Instructions for the task: Which lines of the material below contain the string "bbox"? Pull out each of them in full, matching case exactly.

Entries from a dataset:
____
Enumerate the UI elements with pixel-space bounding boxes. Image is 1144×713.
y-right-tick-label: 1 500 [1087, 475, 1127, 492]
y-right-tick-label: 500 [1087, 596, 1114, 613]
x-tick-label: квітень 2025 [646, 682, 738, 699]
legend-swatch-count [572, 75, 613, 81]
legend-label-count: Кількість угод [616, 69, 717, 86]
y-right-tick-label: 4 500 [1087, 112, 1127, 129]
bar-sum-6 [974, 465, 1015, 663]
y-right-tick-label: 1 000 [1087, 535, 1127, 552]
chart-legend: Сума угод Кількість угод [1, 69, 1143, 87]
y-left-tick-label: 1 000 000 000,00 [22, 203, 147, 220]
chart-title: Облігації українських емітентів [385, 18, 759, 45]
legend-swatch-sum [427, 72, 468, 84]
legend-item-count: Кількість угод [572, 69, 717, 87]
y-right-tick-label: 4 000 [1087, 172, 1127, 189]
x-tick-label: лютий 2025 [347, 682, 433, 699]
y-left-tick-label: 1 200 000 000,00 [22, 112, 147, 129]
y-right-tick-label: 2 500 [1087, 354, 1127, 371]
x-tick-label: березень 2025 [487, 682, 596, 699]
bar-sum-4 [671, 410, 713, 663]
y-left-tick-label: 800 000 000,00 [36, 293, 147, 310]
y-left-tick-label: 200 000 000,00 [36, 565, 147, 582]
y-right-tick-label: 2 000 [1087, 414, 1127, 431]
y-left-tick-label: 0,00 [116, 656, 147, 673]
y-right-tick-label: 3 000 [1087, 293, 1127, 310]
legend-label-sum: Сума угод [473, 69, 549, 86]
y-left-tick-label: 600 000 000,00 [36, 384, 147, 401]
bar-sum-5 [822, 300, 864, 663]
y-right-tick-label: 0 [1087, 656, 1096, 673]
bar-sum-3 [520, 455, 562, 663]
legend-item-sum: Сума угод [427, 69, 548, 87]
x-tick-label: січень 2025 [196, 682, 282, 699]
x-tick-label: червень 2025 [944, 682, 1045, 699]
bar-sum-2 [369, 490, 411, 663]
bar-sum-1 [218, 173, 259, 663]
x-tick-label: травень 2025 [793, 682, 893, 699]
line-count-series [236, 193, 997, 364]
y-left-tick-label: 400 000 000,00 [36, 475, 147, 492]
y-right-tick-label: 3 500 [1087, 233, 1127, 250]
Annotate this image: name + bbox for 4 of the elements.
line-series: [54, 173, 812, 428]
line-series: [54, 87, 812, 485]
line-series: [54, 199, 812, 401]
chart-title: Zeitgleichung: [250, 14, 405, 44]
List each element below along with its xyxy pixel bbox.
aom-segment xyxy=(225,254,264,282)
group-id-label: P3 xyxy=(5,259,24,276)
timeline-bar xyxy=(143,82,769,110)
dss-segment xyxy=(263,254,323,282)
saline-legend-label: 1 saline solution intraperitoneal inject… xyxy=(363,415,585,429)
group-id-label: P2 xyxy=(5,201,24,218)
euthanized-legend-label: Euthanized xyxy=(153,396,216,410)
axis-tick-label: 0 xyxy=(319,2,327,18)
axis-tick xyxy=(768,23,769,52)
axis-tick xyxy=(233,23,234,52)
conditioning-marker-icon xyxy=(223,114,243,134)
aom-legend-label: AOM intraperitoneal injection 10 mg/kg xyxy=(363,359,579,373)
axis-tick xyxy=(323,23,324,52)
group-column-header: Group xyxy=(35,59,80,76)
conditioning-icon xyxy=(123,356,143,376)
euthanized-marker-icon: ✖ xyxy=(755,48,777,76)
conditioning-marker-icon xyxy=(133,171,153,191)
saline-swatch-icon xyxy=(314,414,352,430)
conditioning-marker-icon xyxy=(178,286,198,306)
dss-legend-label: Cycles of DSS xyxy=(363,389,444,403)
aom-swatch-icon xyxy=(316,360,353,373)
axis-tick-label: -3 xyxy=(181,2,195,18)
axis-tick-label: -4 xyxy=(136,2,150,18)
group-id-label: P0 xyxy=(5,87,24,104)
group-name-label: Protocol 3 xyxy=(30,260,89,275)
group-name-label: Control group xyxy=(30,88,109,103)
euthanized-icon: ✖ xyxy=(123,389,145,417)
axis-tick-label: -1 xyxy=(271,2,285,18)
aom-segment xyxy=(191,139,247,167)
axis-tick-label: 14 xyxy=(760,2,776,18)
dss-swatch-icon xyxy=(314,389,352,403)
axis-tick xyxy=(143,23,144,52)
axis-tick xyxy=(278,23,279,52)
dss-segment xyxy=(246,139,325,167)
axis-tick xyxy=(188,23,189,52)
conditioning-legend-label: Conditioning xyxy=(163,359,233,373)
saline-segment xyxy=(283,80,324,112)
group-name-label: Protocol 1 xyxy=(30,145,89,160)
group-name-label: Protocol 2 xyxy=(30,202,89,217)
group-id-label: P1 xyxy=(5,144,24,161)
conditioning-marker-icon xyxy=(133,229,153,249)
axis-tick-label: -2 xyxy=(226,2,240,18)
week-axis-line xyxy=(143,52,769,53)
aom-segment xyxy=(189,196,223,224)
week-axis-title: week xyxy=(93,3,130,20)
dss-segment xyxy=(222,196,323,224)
____
Result:
Annotate this image: name + bbox for 4 of the elements.
List each element below along with its xyxy pixel bbox.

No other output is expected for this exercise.